## Given task
Don't copy the pictures; return every other part of the records exactly.
═════ Material for this exercise
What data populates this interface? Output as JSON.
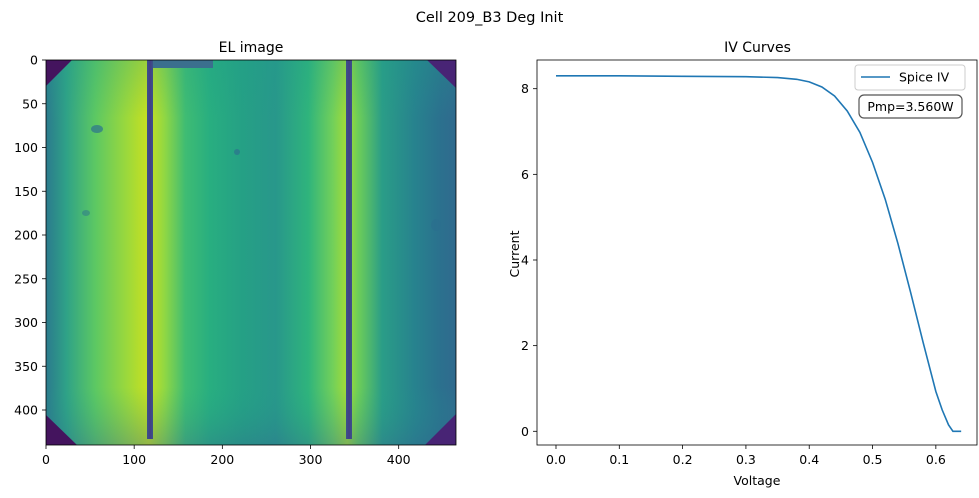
{
  "figure": {
    "title": "Cell 209_B3 Deg Init"
  },
  "colors": {
    "line": "#1f77b4",
    "frame": "#000000",
    "viridis_dark": "#44145e",
    "viridis_mid": "#2f8a8c",
    "viridis_bright": "#c6df2a"
  },
  "chart_data": [
    {
      "type": "heatmap",
      "title": "EL image",
      "xlabel": "",
      "ylabel": "",
      "colormap": "viridis",
      "xlim": [
        0,
        465
      ],
      "ylim": [
        440,
        0
      ],
      "xticks": [
        "0",
        "100",
        "200",
        "300",
        "400"
      ],
      "yticks": [
        "0",
        "50",
        "100",
        "150",
        "200",
        "250",
        "300",
        "350",
        "400"
      ],
      "busbars_x": [
        116,
        342
      ],
      "bright_columns_x": [
        110,
        320
      ]
    },
    {
      "type": "line",
      "title": "IV Curves",
      "xlabel": "Voltage",
      "ylabel": "Current",
      "xlim": [
        -0.03,
        0.665
      ],
      "ylim": [
        -0.32,
        8.67
      ],
      "xticks": [
        "0.0",
        "0.1",
        "0.2",
        "0.3",
        "0.4",
        "0.5",
        "0.6"
      ],
      "yticks": [
        "0",
        "2",
        "4",
        "6",
        "8"
      ],
      "legend_position": "top-right",
      "series": [
        {
          "name": "Spice IV",
          "x": [
            0.0,
            0.1,
            0.2,
            0.3,
            0.35,
            0.38,
            0.4,
            0.42,
            0.44,
            0.46,
            0.48,
            0.5,
            0.52,
            0.54,
            0.56,
            0.58,
            0.6,
            0.61,
            0.62,
            0.627,
            0.635,
            0.64
          ],
          "y": [
            8.3,
            8.3,
            8.29,
            8.28,
            8.26,
            8.22,
            8.16,
            8.04,
            7.83,
            7.48,
            6.98,
            6.28,
            5.42,
            4.39,
            3.25,
            2.07,
            0.93,
            0.5,
            0.15,
            0.0,
            0.0,
            0.0
          ]
        }
      ],
      "annotation": "Pmp=3.560W"
    }
  ]
}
══════════
## Result below
What data populates this interface? Output as JSON.
{
  "figure": {
    "title": "Cell 209_B3 Deg Init"
  },
  "colors": {
    "line": "#1f77b4",
    "frame": "#000000",
    "viridis_dark": "#44145e",
    "viridis_mid": "#2f8a8c",
    "viridis_bright": "#c6df2a"
  },
  "chart_data": [
    {
      "type": "heatmap",
      "title": "EL image",
      "xlabel": "",
      "ylabel": "",
      "colormap": "viridis",
      "xlim": [
        0,
        465
      ],
      "ylim": [
        440,
        0
      ],
      "xticks": [
        "0",
        "100",
        "200",
        "300",
        "400"
      ],
      "yticks": [
        "0",
        "50",
        "100",
        "150",
        "200",
        "250",
        "300",
        "350",
        "400"
      ],
      "busbars_x": [
        116,
        342
      ],
      "bright_columns_x": [
        110,
        320
      ]
    },
    {
      "type": "line",
      "title": "IV Curves",
      "xlabel": "Voltage",
      "ylabel": "Current",
      "xlim": [
        -0.03,
        0.665
      ],
      "ylim": [
        -0.32,
        8.67
      ],
      "xticks": [
        "0.0",
        "0.1",
        "0.2",
        "0.3",
        "0.4",
        "0.5",
        "0.6"
      ],
      "yticks": [
        "0",
        "2",
        "4",
        "6",
        "8"
      ],
      "legend_position": "top-right",
      "series": [
        {
          "name": "Spice IV",
          "x": [
            0.0,
            0.1,
            0.2,
            0.3,
            0.35,
            0.38,
            0.4,
            0.42,
            0.44,
            0.46,
            0.48,
            0.5,
            0.52,
            0.54,
            0.56,
            0.58,
            0.6,
            0.61,
            0.62,
            0.627,
            0.635,
            0.64
          ],
          "y": [
            8.3,
            8.3,
            8.29,
            8.28,
            8.26,
            8.22,
            8.16,
            8.04,
            7.83,
            7.48,
            6.98,
            6.28,
            5.42,
            4.39,
            3.25,
            2.07,
            0.93,
            0.5,
            0.15,
            0.0,
            0.0,
            0.0
          ]
        }
      ],
      "annotation": "Pmp=3.560W"
    }
  ]
}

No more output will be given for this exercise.